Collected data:
------------------------------------------------------------

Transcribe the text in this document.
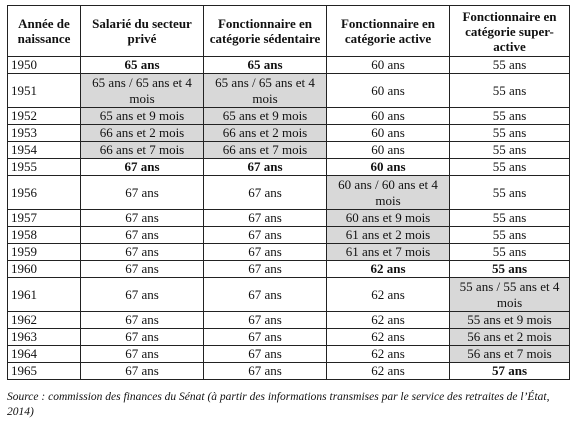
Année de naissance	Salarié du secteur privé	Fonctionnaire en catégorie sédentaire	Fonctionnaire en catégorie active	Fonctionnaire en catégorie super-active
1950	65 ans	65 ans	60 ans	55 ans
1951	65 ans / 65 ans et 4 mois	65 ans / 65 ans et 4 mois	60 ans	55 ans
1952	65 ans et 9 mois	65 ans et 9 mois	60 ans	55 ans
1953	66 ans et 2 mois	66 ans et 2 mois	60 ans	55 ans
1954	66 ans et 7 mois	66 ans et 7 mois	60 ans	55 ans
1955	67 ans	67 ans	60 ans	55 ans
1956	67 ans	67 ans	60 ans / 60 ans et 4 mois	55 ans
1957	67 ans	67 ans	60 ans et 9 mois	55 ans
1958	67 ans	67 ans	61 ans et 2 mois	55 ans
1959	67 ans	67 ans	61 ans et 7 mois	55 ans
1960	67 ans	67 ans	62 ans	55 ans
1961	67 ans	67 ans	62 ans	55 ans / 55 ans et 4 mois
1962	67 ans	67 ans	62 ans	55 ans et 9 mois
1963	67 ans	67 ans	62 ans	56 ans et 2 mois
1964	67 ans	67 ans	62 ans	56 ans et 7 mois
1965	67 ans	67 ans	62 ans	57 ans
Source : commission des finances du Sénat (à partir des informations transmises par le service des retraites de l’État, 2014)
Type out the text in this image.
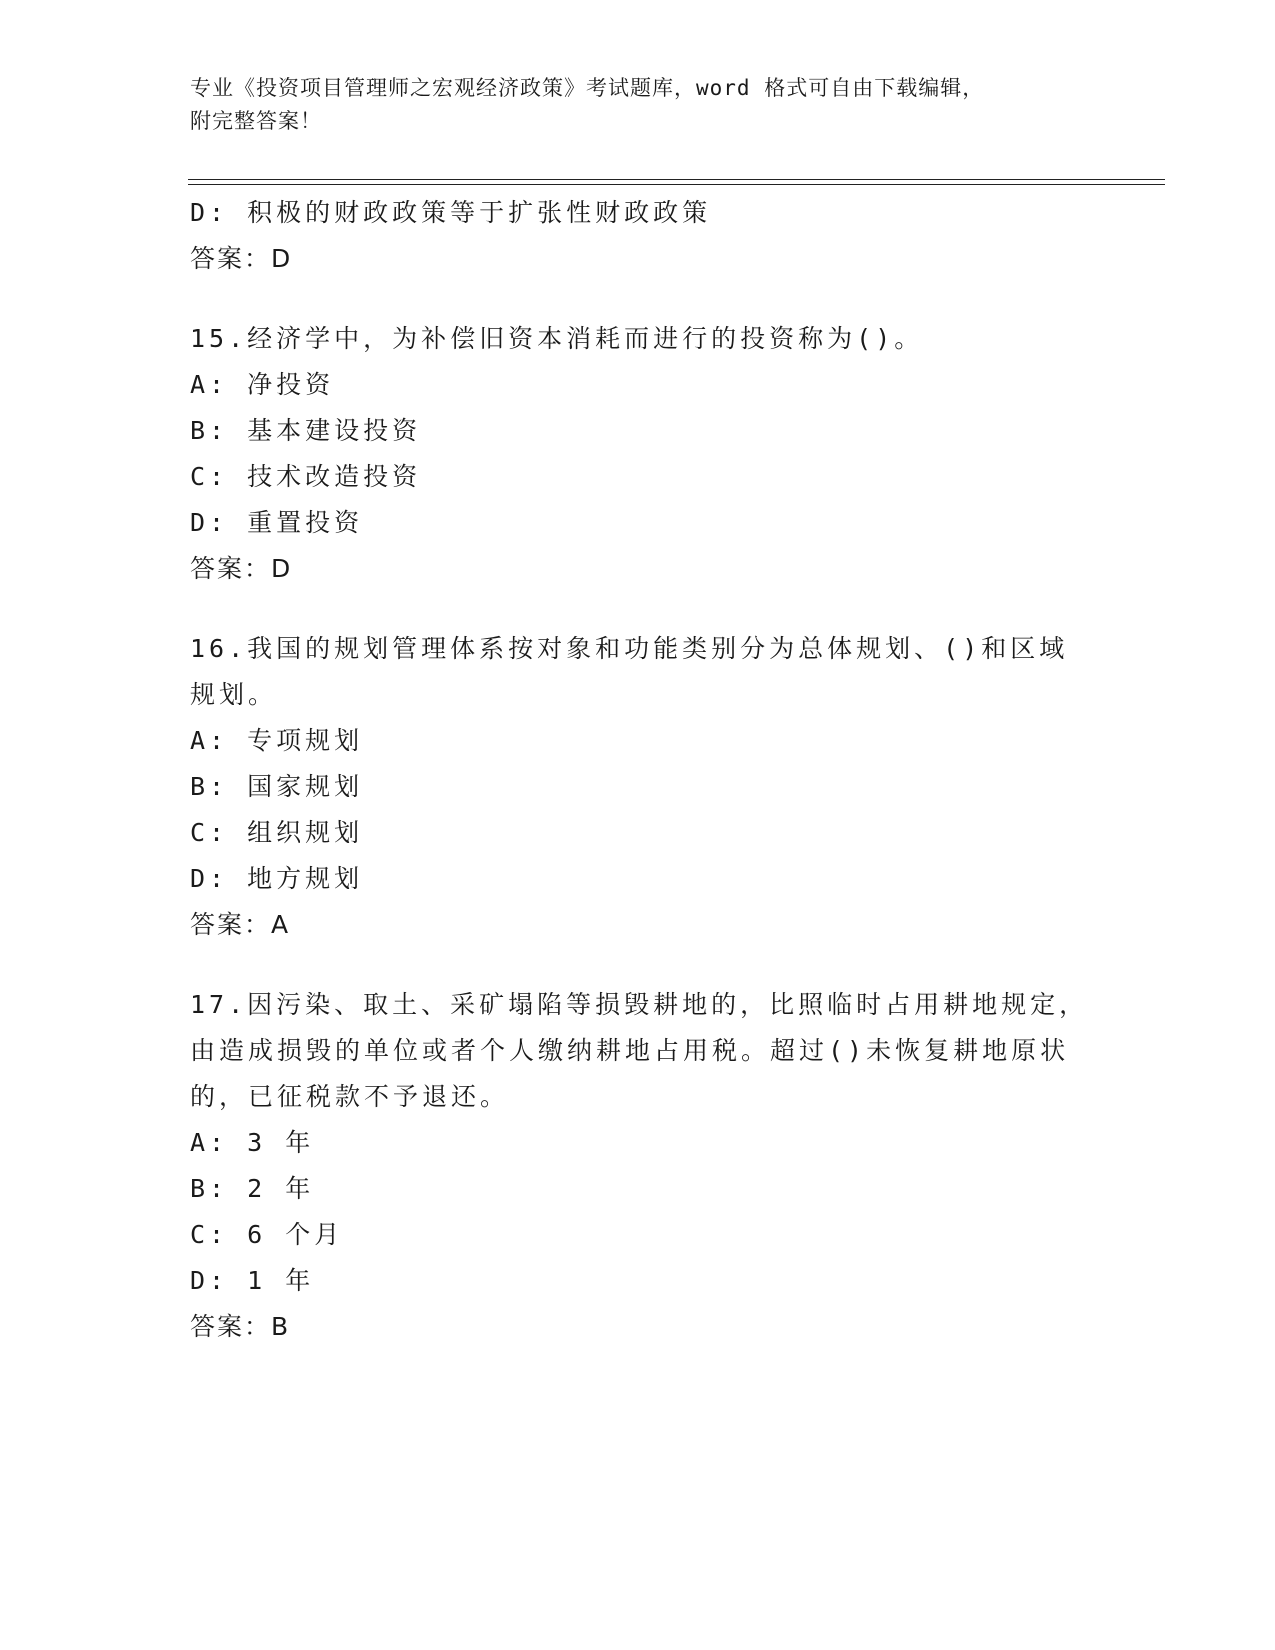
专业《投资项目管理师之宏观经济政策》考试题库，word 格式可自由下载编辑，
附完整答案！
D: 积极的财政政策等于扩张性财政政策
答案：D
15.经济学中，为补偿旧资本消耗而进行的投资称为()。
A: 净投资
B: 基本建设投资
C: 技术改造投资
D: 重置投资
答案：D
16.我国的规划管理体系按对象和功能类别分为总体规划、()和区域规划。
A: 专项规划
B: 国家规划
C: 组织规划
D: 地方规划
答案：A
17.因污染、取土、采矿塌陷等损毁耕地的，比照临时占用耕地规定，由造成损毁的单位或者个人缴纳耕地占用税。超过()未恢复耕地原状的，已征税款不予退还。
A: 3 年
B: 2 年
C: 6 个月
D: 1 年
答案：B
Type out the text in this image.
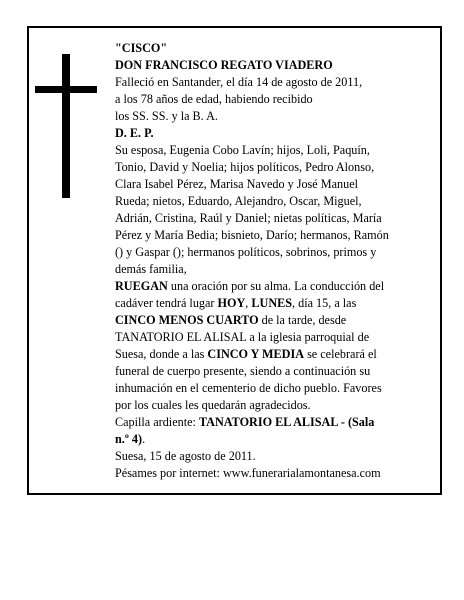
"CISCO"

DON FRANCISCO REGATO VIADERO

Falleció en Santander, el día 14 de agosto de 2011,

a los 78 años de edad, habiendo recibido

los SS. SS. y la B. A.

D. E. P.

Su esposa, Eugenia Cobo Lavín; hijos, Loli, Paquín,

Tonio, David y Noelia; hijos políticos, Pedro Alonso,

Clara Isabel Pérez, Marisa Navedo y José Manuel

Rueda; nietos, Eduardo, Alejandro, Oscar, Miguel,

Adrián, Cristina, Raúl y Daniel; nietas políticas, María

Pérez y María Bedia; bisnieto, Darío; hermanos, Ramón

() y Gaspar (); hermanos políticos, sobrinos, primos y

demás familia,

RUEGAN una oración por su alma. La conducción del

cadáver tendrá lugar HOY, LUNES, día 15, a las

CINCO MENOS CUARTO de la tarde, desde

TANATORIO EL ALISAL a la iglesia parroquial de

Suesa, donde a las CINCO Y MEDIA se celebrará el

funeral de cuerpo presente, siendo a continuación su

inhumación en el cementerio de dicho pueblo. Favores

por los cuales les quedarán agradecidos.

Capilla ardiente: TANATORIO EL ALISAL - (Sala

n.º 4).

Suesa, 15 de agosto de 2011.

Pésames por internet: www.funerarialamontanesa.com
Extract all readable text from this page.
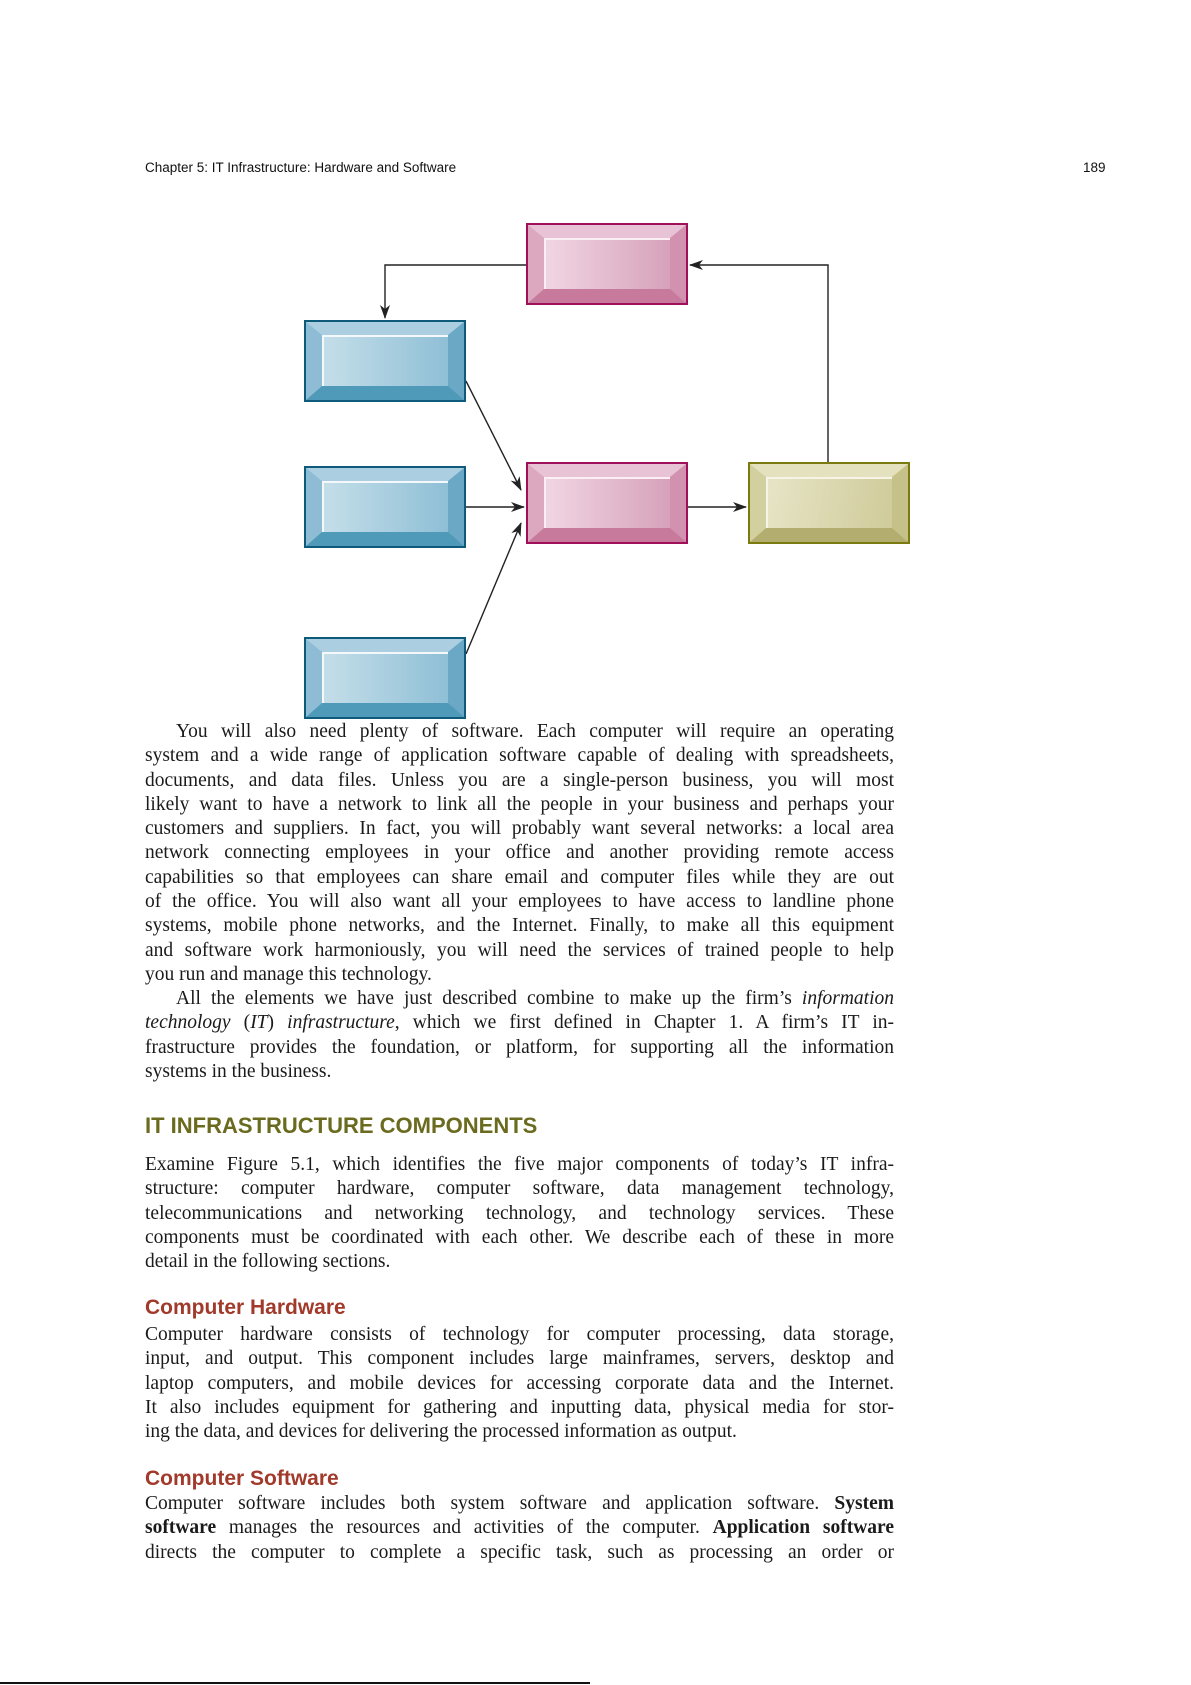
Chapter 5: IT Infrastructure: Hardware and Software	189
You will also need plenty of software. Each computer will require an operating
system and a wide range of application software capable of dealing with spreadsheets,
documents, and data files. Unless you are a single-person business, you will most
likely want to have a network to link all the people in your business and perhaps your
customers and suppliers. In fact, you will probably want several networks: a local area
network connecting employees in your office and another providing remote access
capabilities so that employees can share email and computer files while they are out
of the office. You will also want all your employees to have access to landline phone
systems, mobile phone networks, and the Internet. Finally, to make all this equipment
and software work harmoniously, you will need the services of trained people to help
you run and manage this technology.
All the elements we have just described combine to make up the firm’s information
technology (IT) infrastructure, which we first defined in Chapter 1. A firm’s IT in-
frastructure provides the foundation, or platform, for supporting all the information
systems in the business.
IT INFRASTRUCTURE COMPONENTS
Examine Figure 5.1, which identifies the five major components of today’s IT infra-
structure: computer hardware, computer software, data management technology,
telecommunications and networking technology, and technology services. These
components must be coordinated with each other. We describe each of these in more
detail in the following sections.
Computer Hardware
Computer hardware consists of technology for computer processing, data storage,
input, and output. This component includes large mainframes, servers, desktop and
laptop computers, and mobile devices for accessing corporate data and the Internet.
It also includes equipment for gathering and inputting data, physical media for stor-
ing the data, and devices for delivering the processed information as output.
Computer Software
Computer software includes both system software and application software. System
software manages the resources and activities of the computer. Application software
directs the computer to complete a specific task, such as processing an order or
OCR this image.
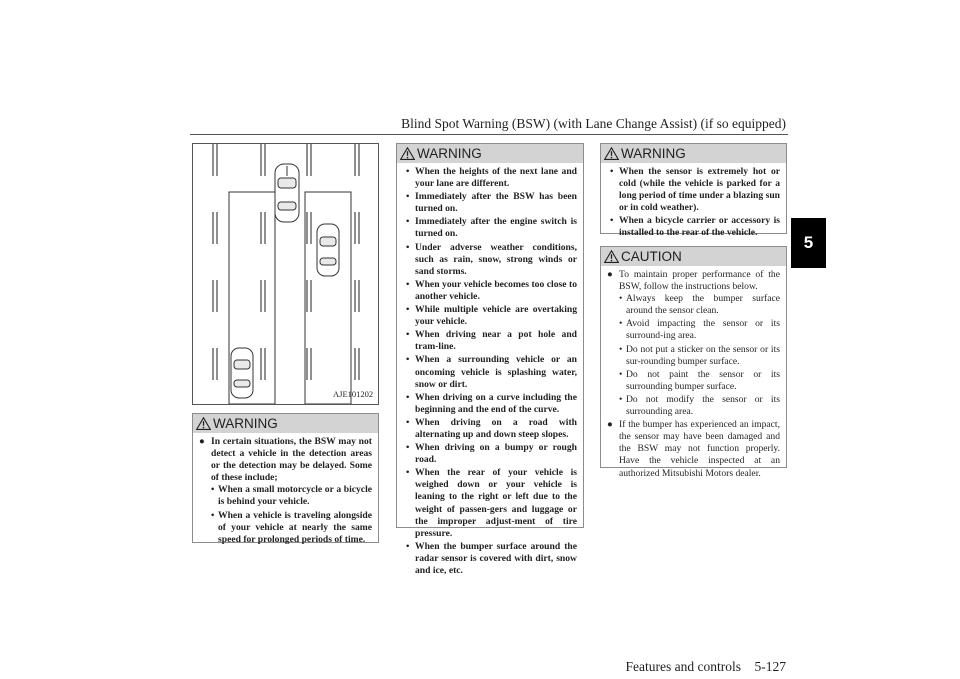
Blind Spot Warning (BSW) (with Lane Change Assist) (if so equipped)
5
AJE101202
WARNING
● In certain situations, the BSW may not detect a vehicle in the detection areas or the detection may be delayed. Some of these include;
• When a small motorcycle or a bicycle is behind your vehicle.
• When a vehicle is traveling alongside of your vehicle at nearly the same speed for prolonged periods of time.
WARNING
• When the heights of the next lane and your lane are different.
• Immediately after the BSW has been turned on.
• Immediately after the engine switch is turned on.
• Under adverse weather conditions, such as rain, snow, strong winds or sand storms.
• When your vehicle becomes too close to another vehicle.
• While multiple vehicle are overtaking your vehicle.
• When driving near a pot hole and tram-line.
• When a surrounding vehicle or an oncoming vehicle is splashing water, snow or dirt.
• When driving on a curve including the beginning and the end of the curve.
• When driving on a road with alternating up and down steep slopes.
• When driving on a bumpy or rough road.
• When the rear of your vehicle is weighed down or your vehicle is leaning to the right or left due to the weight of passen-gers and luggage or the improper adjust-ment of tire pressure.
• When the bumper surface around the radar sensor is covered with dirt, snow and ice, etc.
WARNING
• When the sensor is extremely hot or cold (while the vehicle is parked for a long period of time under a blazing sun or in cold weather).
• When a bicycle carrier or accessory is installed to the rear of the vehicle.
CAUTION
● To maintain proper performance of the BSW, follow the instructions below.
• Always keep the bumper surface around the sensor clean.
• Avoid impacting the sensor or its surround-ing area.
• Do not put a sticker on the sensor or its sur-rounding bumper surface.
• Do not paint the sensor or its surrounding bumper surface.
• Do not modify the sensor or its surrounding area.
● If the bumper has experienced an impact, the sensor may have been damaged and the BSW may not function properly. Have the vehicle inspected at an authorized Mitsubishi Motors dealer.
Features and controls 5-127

------------------------------------------------------------

== Required task ==
Except for the pictures, reproduce every line exactly.

== Exercise solution ==
Transcribe the text in this document.
Année de naissance	Salarié du secteur privé	Fonctionnaire en catégorie sédentaire	Fonctionnaire en catégorie active	Fonctionnaire en catégorie super-active
1950	65 ans	65 ans	60 ans	55 ans
1951	65 ans / 65 ans et 4 mois	65 ans / 65 ans et 4 mois	60 ans	55 ans
1952	65 ans et 9 mois	65 ans et 9 mois	60 ans	55 ans
1953	66 ans et 2 mois	66 ans et 2 mois	60 ans	55 ans
1954	66 ans et 7 mois	66 ans et 7 mois	60 ans	55 ans
1955	67 ans	67 ans	60 ans	55 ans
1956	67 ans	67 ans	60 ans / 60 ans et 4 mois	55 ans
1957	67 ans	67 ans	60 ans et 9 mois	55 ans
1958	67 ans	67 ans	61 ans et 2 mois	55 ans
1959	67 ans	67 ans	61 ans et 7 mois	55 ans
1960	67 ans	67 ans	62 ans	55 ans
1961	67 ans	67 ans	62 ans	55 ans / 55 ans et 4 mois
1962	67 ans	67 ans	62 ans	55 ans et 9 mois
1963	67 ans	67 ans	62 ans	56 ans et 2 mois
1964	67 ans	67 ans	62 ans	56 ans et 7 mois
1965	67 ans	67 ans	62 ans	57 ans
Source : commission des finances du Sénat (à partir des informations transmises par le service des retraites de l’État, 2014)
Type out the text in this image.
专业《投资项目管理师之宏观经济政策》考试题库，word 格式可自由下载编辑，
附完整答案！
D: 积极的财政政策等于扩张性财政政策
答案：D
15.经济学中，为补偿旧资本消耗而进行的投资称为()。
A: 净投资
B: 基本建设投资
C: 技术改造投资
D: 重置投资
答案：D
16.我国的规划管理体系按对象和功能类别分为总体规划、()和区域规划。
A: 专项规划
B: 国家规划
C: 组织规划
D: 地方规划
答案：A
17.因污染、取土、采矿塌陷等损毁耕地的，比照临时占用耕地规定，由造成损毁的单位或者个人缴纳耕地占用税。超过()未恢复耕地原状的，已征税款不予退还。
A: 3 年
B: 2 年
C: 6 个月
D: 1 年
答案：B
Type out the text in this image.
"CISCO"

DON FRANCISCO REGATO VIADERO

Falleció en Santander, el día 14 de agosto de 2011,

a los 78 años de edad, habiendo recibido

los SS. SS. y la B. A.

D. E. P.

Su esposa, Eugenia Cobo Lavín; hijos, Loli, Paquín,

Tonio, David y Noelia; hijos políticos, Pedro Alonso,

Clara Isabel Pérez, Marisa Navedo y José Manuel

Rueda; nietos, Eduardo, Alejandro, Oscar, Miguel,

Adrián, Cristina, Raúl y Daniel; nietas políticas, María

Pérez y María Bedia; bisnieto, Darío; hermanos, Ramón

() y Gaspar (); hermanos políticos, sobrinos, primos y

demás familia,

RUEGAN una oración por su alma. La conducción del

cadáver tendrá lugar HOY, LUNES, día 15, a las

CINCO MENOS CUARTO de la tarde, desde

TANATORIO EL ALISAL a la iglesia parroquial de

Suesa, donde a las CINCO Y MEDIA se celebrará el

funeral de cuerpo presente, siendo a continuación su

inhumación en el cementerio de dicho pueblo. Favores

por los cuales les quedarán agradecidos.

Capilla ardiente: TANATORIO EL ALISAL - (Sala

n.º 4).

Suesa, 15 de agosto de 2011.

Pésames por internet: www.funerarialamontanesa.com
Extract all readable text from this page.
Chapter 5: IT Infrastructure: Hardware and Software	189
You will also need plenty of software. Each computer will require an operating
system and a wide range of application software capable of dealing with spreadsheets,
documents, and data files. Unless you are a single-person business, you will most
likely want to have a network to link all the people in your business and perhaps your
customers and suppliers. In fact, you will probably want several networks: a local area
network connecting employees in your office and another providing remote access
capabilities so that employees can share email and computer files while they are out
of the office. You will also want all your employees to have access to landline phone
systems, mobile phone networks, and the Internet. Finally, to make all this equipment
and software work harmoniously, you will need the services of trained people to help
you run and manage this technology.
All the elements we have just described combine to make up the firm’s information
technology (IT) infrastructure, which we first defined in Chapter 1. A firm’s IT in-
frastructure provides the foundation, or platform, for supporting all the information
systems in the business.
IT INFRASTRUCTURE COMPONENTS
Examine Figure 5.1, which identifies the five major components of today’s IT infra-
structure: computer hardware, computer software, data management technology,
telecommunications and networking technology, and technology services. These
components must be coordinated with each other. We describe each of these in more
detail in the following sections.
Computer Hardware
Computer hardware consists of technology for computer processing, data storage,
input, and output. This component includes large mainframes, servers, desktop and
laptop computers, and mobile devices for accessing corporate data and the Internet.
It also includes equipment for gathering and inputting data, physical media for stor-
ing the data, and devices for delivering the processed information as output.
Computer Software
Computer software includes both system software and application software. System
software manages the resources and activities of the computer. Application software
directs the computer to complete a specific task, such as processing an order or
OCR this image.
Blind Spot Warning (BSW) (with Lane Change Assist) (if so equipped)
5
AJE101202
WARNING
● In certain situations, the BSW may not detect a vehicle in the detection areas or the detection may be delayed. Some of these include;
• When a small motorcycle or a bicycle is behind your vehicle.
• When a vehicle is traveling alongside of your vehicle at nearly the same speed for prolonged periods of time.
WARNING
• When the heights of the next lane and your lane are different.
• Immediately after the BSW has been turned on.
• Immediately after the engine switch is turned on.
• Under adverse weather conditions, such as rain, snow, strong winds or sand storms.
• When your vehicle becomes too close to another vehicle.
• While multiple vehicle are overtaking your vehicle.
• When driving near a pot hole and tram-line.
• When a surrounding vehicle or an oncoming vehicle is splashing water, snow or dirt.
• When driving on a curve including the beginning and the end of the curve.
• When driving on a road with alternating up and down steep slopes.
• When driving on a bumpy or rough road.
• When the rear of your vehicle is weighed down or your vehicle is leaning to the right or left due to the weight of passen-gers and luggage or the improper adjust-ment of tire pressure.
• When the bumper surface around the radar sensor is covered with dirt, snow and ice, etc.
WARNING
• When the sensor is extremely hot or cold (while the vehicle is parked for a long period of time under a blazing sun or in cold weather).
• When a bicycle carrier or accessory is installed to the rear of the vehicle.
CAUTION
● To maintain proper performance of the BSW, follow the instructions below.
• Always keep the bumper surface around the sensor clean.
• Avoid impacting the sensor or its surround-ing area.
• Do not put a sticker on the sensor or its sur-rounding bumper surface.
• Do not paint the sensor or its surrounding bumper surface.
• Do not modify the sensor or its surrounding area.
● If the bumper has experienced an impact, the sensor may have been damaged and the BSW may not function properly. Have the vehicle inspected at an authorized Mitsubishi Motors dealer.
Features and controls 5-127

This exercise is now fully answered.